WORK TO COMPLETE | Each line that follows is to be retyped exactly.

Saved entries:
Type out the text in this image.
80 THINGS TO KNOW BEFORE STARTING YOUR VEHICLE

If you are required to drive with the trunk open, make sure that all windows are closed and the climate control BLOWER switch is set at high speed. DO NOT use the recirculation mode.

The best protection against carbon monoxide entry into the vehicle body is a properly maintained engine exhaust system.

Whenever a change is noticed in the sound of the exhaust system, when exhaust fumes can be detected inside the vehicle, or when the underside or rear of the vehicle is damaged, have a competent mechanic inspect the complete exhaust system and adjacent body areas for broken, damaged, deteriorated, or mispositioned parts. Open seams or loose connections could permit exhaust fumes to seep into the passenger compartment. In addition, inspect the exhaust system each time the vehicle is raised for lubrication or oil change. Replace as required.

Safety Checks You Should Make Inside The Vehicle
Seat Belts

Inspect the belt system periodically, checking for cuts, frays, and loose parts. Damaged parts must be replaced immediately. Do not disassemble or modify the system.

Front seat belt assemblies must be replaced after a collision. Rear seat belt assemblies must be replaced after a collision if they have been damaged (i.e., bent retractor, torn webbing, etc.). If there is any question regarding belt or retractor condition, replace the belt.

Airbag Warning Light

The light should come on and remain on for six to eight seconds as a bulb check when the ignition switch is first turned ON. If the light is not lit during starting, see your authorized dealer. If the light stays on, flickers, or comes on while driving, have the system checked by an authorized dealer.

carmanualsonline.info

RESULT |
Type out the text in this image.
80 THINGS TO KNOW BEFORE STARTING YOUR VEHICLE

If you are required to drive with the trunk open, make sure that all windows are closed and the climate control BLOWER switch is set at high speed. DO NOT use the recirculation mode.

The best protection against carbon monoxide entry into the vehicle body is a properly maintained engine exhaust system.

Whenever a change is noticed in the sound of the exhaust system, when exhaust fumes can be detected inside the vehicle, or when the underside or rear of the vehicle is damaged, have a competent mechanic inspect the complete exhaust system and adjacent body areas for broken, damaged, deteriorated, or mispositioned parts. Open seams or loose connections could permit exhaust fumes to seep into the passenger compartment. In addition, inspect the exhaust system each time the vehicle is raised for lubrication or oil change. Replace as required.

Safety Checks You Should Make Inside The Vehicle
Seat Belts

Inspect the belt system periodically, checking for cuts, frays, and loose parts. Damaged parts must be replaced immediately. Do not disassemble or modify the system.

Front seat belt assemblies must be replaced after a collision. Rear seat belt assemblies must be replaced after a collision if they have been damaged (i.e., bent retractor, torn webbing, etc.). If there is any question regarding belt or retractor condition, replace the belt.

Airbag Warning Light

The light should come on and remain on for six to eight seconds as a bulb check when the ignition switch is first turned ON. If the light is not lit during starting, see your authorized dealer. If the light stays on, flickers, or comes on while driving, have the system checked by an authorized dealer.

carmanualsonline.info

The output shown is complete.